__Input records__
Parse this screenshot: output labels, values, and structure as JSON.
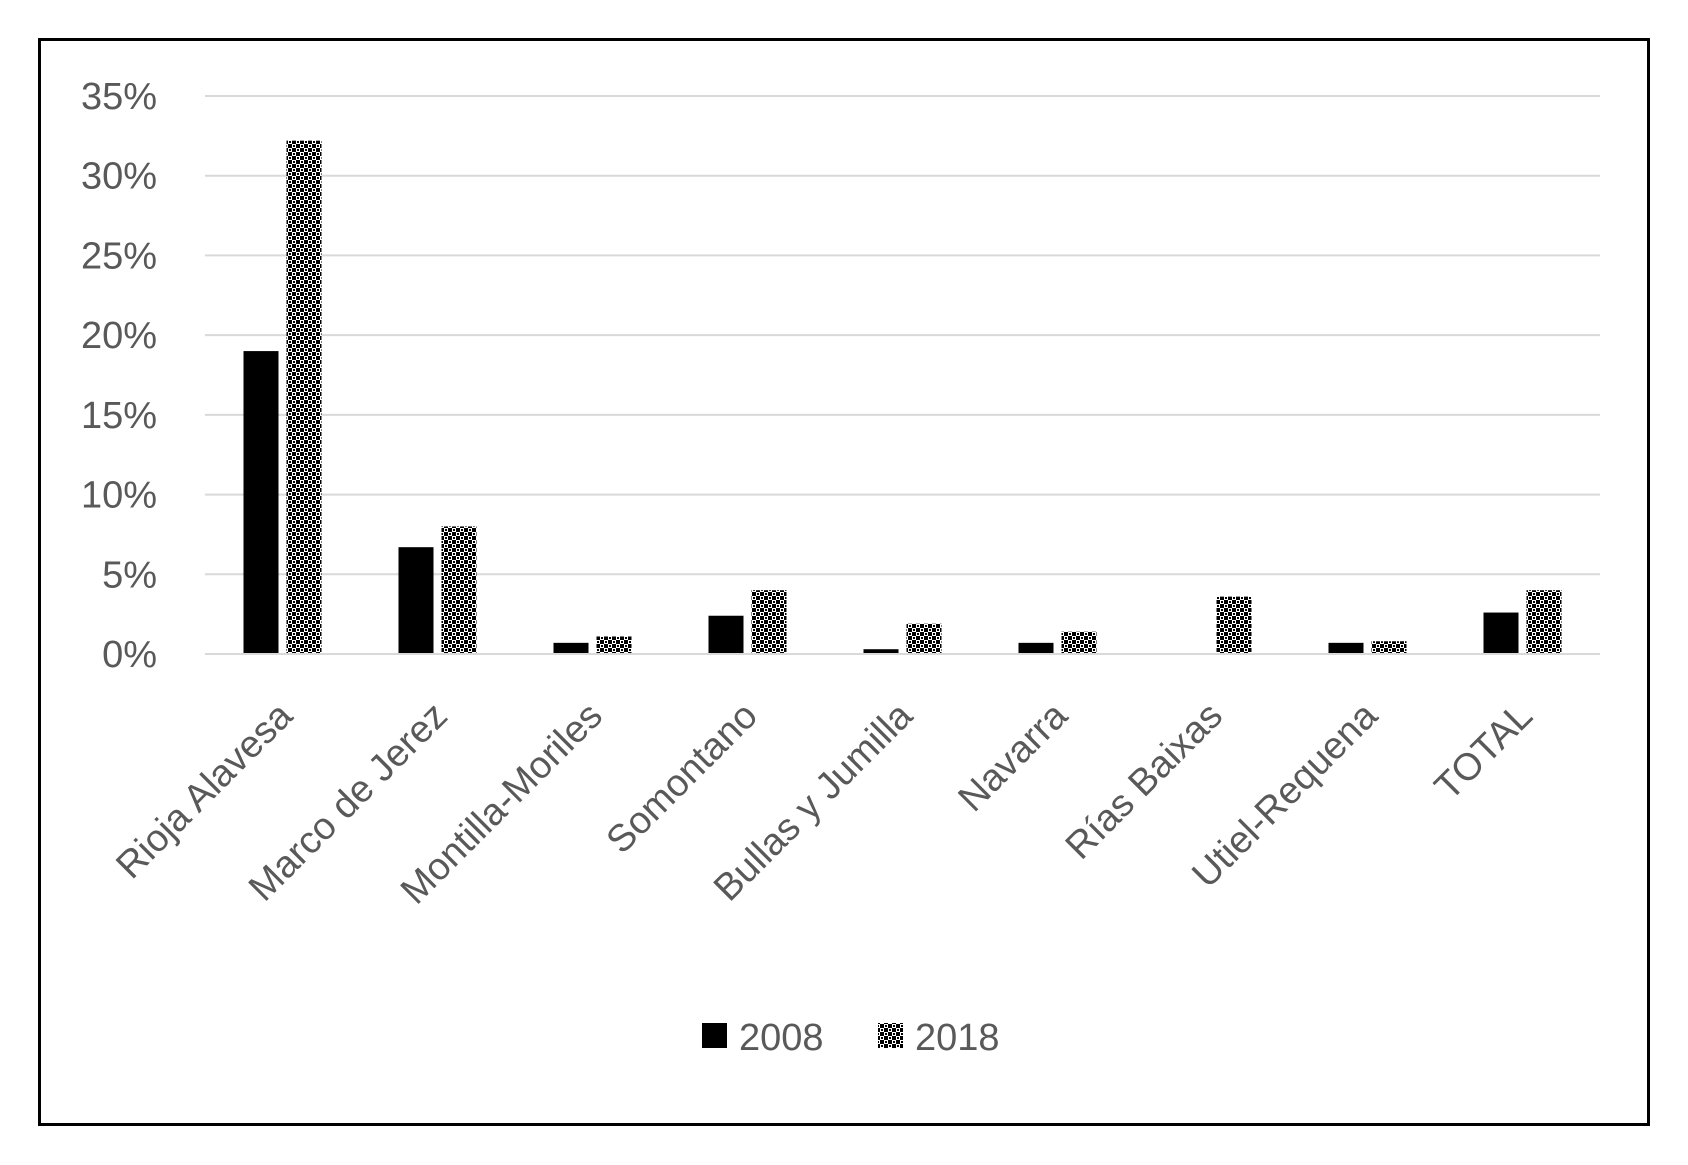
{
  "chart_data": {
    "type": "bar",
    "title": "",
    "xlabel": "",
    "ylabel": "",
    "categories": [
      "Rioja Alavesa",
      "Marco de Jerez",
      "Montilla-Moriles",
      "Somontano",
      "Bullas y Jumilla",
      "Navarra",
      "Rías Baixas",
      "Utiel-Requena",
      "TOTAL"
    ],
    "series": [
      {
        "name": "2008",
        "color": "#000000",
        "fill": "solid",
        "values": [
          19.0,
          6.7,
          0.7,
          2.4,
          0.3,
          0.7,
          0.0,
          0.7,
          2.6
        ]
      },
      {
        "name": "2018",
        "color": "#000000",
        "fill": "pattern-checker",
        "values": [
          32.2,
          8.0,
          1.1,
          4.0,
          1.9,
          1.4,
          3.6,
          0.8,
          4.0
        ]
      }
    ],
    "ylim": [
      0,
      35
    ],
    "yticks": [
      0,
      5,
      10,
      15,
      20,
      25,
      30,
      35
    ],
    "ytick_labels": [
      "0%",
      "5%",
      "10%",
      "15%",
      "20%",
      "25%",
      "30%",
      "35%"
    ],
    "grid": true,
    "gridline_color": "#d9d9d9",
    "legend": "bottom-center"
  }
}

__Task objective__
Pictures are excluded; output everything else in the data verbatim.

__Full solution__
Parse this screenshot: output labels, values, and structure as JSON.
{
  "chart_data": {
    "type": "bar",
    "title": "",
    "xlabel": "",
    "ylabel": "",
    "categories": [
      "Rioja Alavesa",
      "Marco de Jerez",
      "Montilla-Moriles",
      "Somontano",
      "Bullas y Jumilla",
      "Navarra",
      "Rías Baixas",
      "Utiel-Requena",
      "TOTAL"
    ],
    "series": [
      {
        "name": "2008",
        "color": "#000000",
        "fill": "solid",
        "values": [
          19.0,
          6.7,
          0.7,
          2.4,
          0.3,
          0.7,
          0.0,
          0.7,
          2.6
        ]
      },
      {
        "name": "2018",
        "color": "#000000",
        "fill": "pattern-checker",
        "values": [
          32.2,
          8.0,
          1.1,
          4.0,
          1.9,
          1.4,
          3.6,
          0.8,
          4.0
        ]
      }
    ],
    "ylim": [
      0,
      35
    ],
    "yticks": [
      0,
      5,
      10,
      15,
      20,
      25,
      30,
      35
    ],
    "ytick_labels": [
      "0%",
      "5%",
      "10%",
      "15%",
      "20%",
      "25%",
      "30%",
      "35%"
    ],
    "grid": true,
    "gridline_color": "#d9d9d9",
    "legend": "bottom-center"
  }
}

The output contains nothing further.